__WRITTEN EXERCISE A__:
According to the passage on the Deed of Assignment, on what date was the New Corporation's increase in capitalization registered with the Securities and Exchange Commission?

__PAGE EXTRACT__:
<<<<
In support of its position that the Deed of Assignment was concluded by the private respondents merely to evade the burden of taxation, the petitioner points to the fact that the New Corporation did not actually issue stocks in exchange for the properties of the Old Corporation at the time of the supposed merger on January 9, 1959. The exchange, he says, was only on paper. The increase in capitalization of the New Corporation was registered with the Securities and Exchange Commission only on March 5, 1959, or 37 days after the Old Corporation expired on January 25, 1959. Prior to such registration, it was not possible for the New Corporation to effect the exchange provided for in the said agreement because it was capitalized only at P200,000.00 as against the capitalization of the Old Corporation at P2,000,000.00. Consequently, as there was no merger, the automatic dissolution of the Old Corporation on its expiry date resulted in its liquidation, for which the respondents are now liable in taxes on their capital gains.
>>>>
__WRITTEN EXERCISE B__:
Quote the records word for word, from their first line up to and including the line containing "The endoscope system 1 is at (782, 148).". Leave the pictures out.

__TASK INPUT__:
<<<<
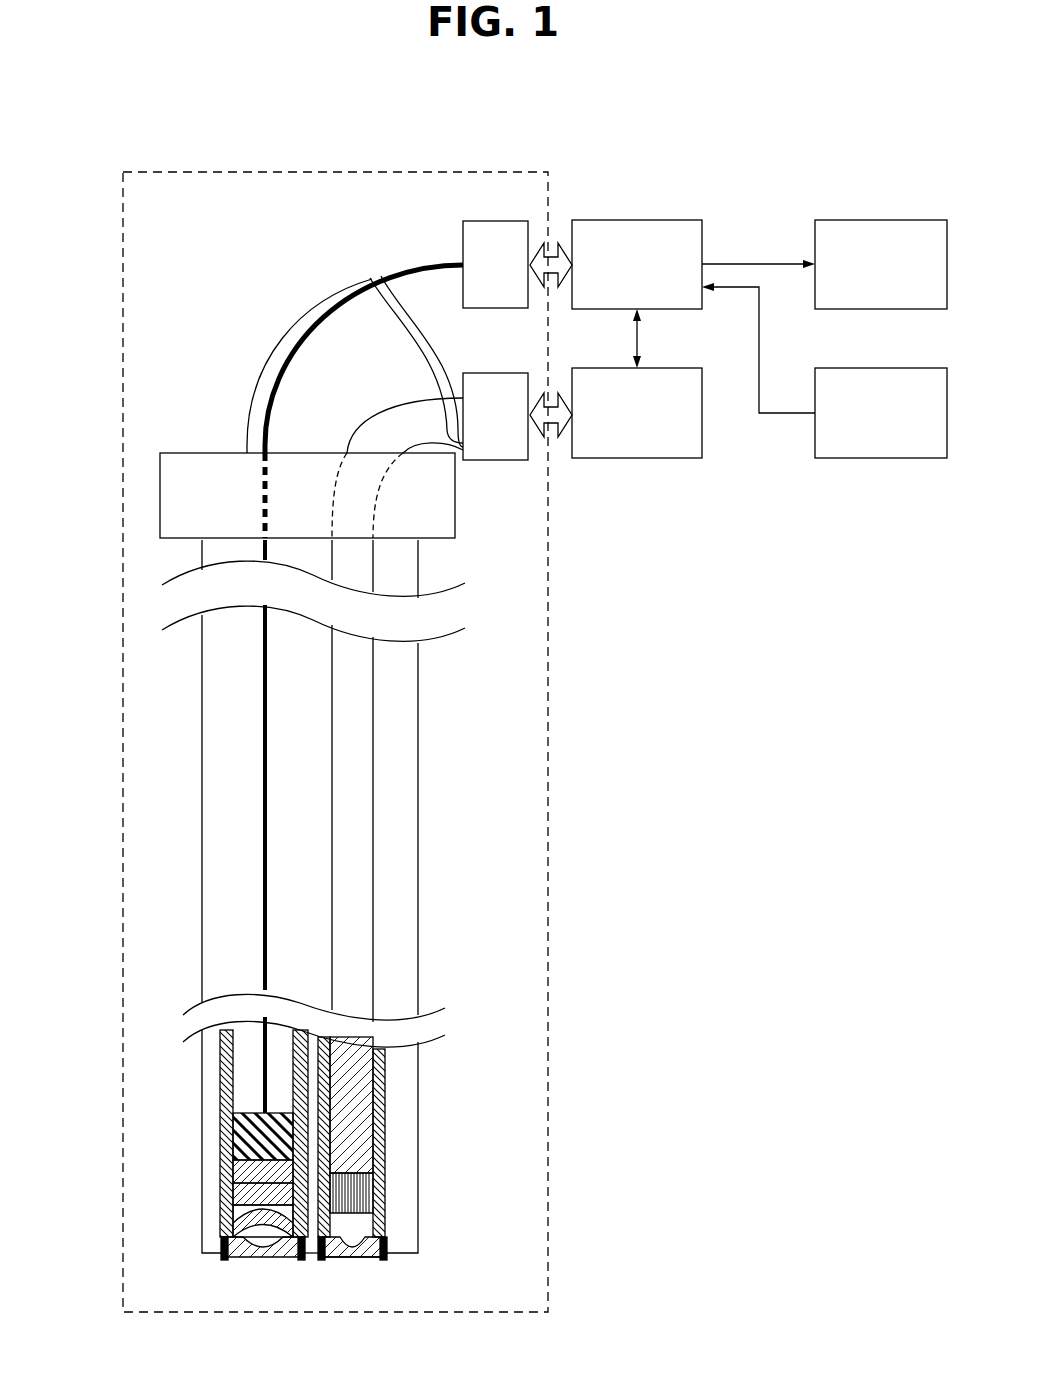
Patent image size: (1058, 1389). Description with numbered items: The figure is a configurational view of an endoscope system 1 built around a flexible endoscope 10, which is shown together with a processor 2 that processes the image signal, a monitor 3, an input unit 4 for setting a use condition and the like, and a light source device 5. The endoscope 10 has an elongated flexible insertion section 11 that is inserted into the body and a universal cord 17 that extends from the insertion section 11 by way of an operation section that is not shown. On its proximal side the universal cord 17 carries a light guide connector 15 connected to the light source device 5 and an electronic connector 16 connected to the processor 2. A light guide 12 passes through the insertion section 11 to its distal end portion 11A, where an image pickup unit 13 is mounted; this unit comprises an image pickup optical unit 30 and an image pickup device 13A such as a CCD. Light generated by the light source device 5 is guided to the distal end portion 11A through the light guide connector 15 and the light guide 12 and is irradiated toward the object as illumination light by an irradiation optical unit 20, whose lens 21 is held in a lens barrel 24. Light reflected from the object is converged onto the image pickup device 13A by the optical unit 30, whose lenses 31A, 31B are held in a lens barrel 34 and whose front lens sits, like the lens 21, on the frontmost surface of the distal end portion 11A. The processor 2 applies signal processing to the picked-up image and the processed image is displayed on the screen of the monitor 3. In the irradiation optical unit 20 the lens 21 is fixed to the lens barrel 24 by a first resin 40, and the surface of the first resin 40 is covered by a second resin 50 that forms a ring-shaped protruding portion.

The endoscope system 1 is at (782, 148).
The processor 2 is at (672, 220).
The monitor 3 is at (915, 220).
The input unit 4 is at (915, 368).
The light source device 5 is at (672, 368).
The endoscope 10 is at (550, 762).
The insertion section 11 is at (418, 808).
The distal end portion 11A is at (460, 1058).
The light guide 12 is at (373, 923).
The image pickup unit 13 is at (72, 1072).
The image pickup device 13A is at (238, 1113).
The light guide connector 15 is at (497, 460).
The electronic connector 16 is at (497, 221).
The universal cord 17 is at (300, 340).
The irradiation optical unit 20 is at (488, 1102).
The lens 21 is at (358, 1257).
The lens barrel 24 is at (385, 1127).
The image pickup optical unit 30 is at (140, 1122).
The lens 31A is at (233, 1217).
The lens 31B is at (233, 1178).
The lens barrel 34 is at (220, 1140).
The first resin 40 is at (385, 1200).
The second resin 50 is at (385, 1237).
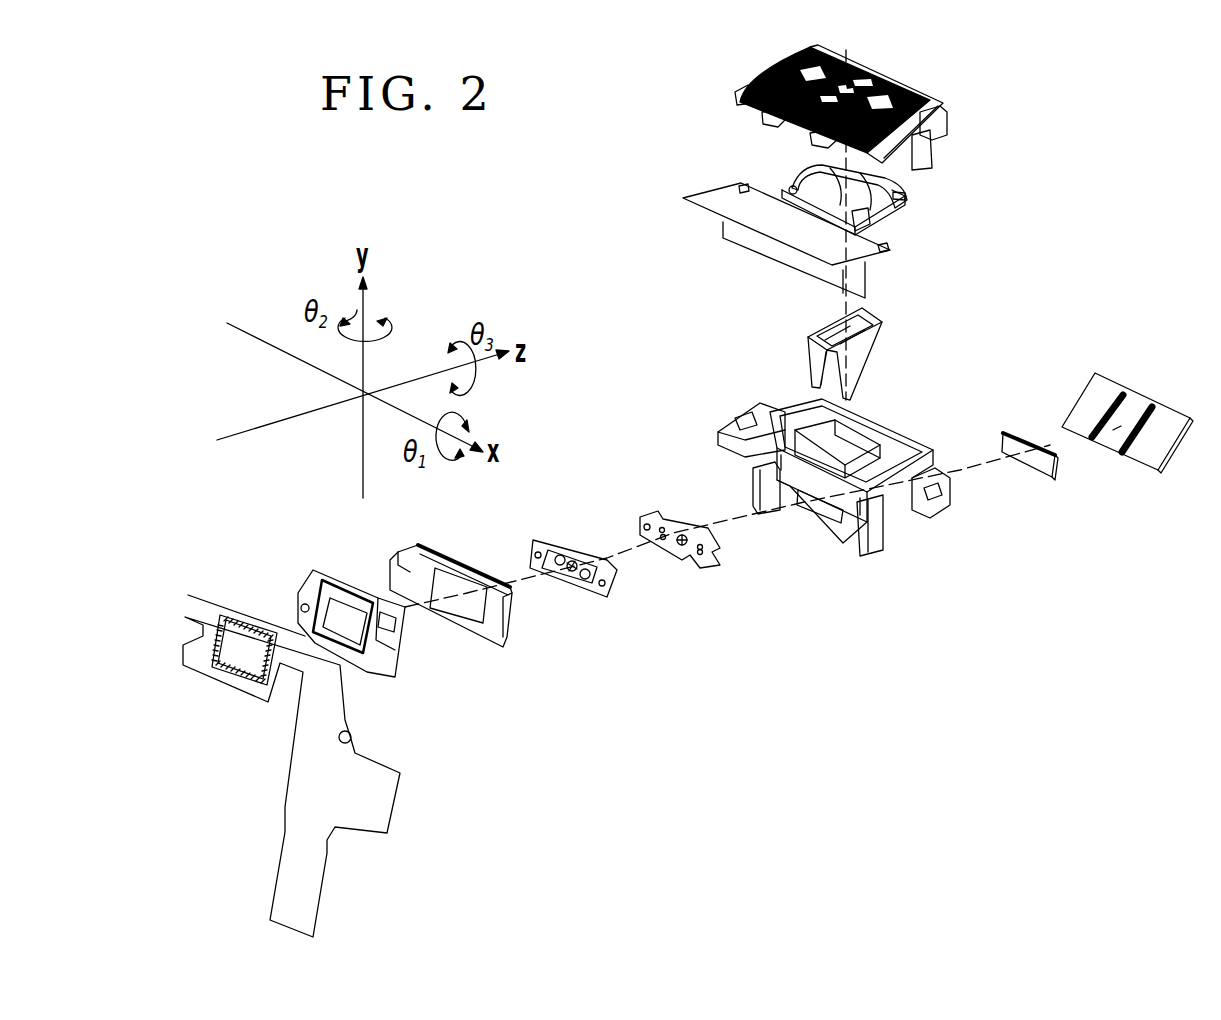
>>>>
__EXERCISE SOLUTION A__:
March 5, 1959

__EXERCISE SOLUTION B__:
Patent image size: (1058, 1389). Description with numbered items: The figure is a configurational view of an endoscope system 1 built around a flexible endoscope 10, which is shown together with a processor 2 that processes the image signal, a monitor 3, an input unit 4 for setting a use condition and the like, and a light source device 5. The endoscope 10 has an elongated flexible insertion section 11 that is inserted into the body and a universal cord 17 that extends from the insertion section 11 by way of an operation section that is not shown. On its proximal side the universal cord 17 carries a light guide connector 15 connected to the light source device 5 and an electronic connector 16 connected to the processor 2. A light guide 12 passes through the insertion section 11 to its distal end portion 11A, where an image pickup unit 13 is mounted; this unit comprises an image pickup optical unit 30 and an image pickup device 13A such as a CCD. Light generated by the light source device 5 is guided to the distal end portion 11A through the light guide connector 15 and the light guide 12 and is irradiated toward the object as illumination light by an irradiation optical unit 20, whose lens 21 is held in a lens barrel 24. Light reflected from the object is converged onto the image pickup device 13A by the optical unit 30, whose lenses 31A, 31B are held in a lens barrel 34 and whose front lens sits, like the lens 21, on the frontmost surface of the distal end portion 11A. The processor 2 applies signal processing to the picked-up image and the processed image is displayed on the screen of the monitor 3. In the irradiation optical unit 20 the lens 21 is fixed to the lens barrel 24 by a first resin 40, and the surface of the first resin 40 is covered by a second resin 50 that forms a ring-shaped protruding portion.

The endoscope system 1 is at (782, 148).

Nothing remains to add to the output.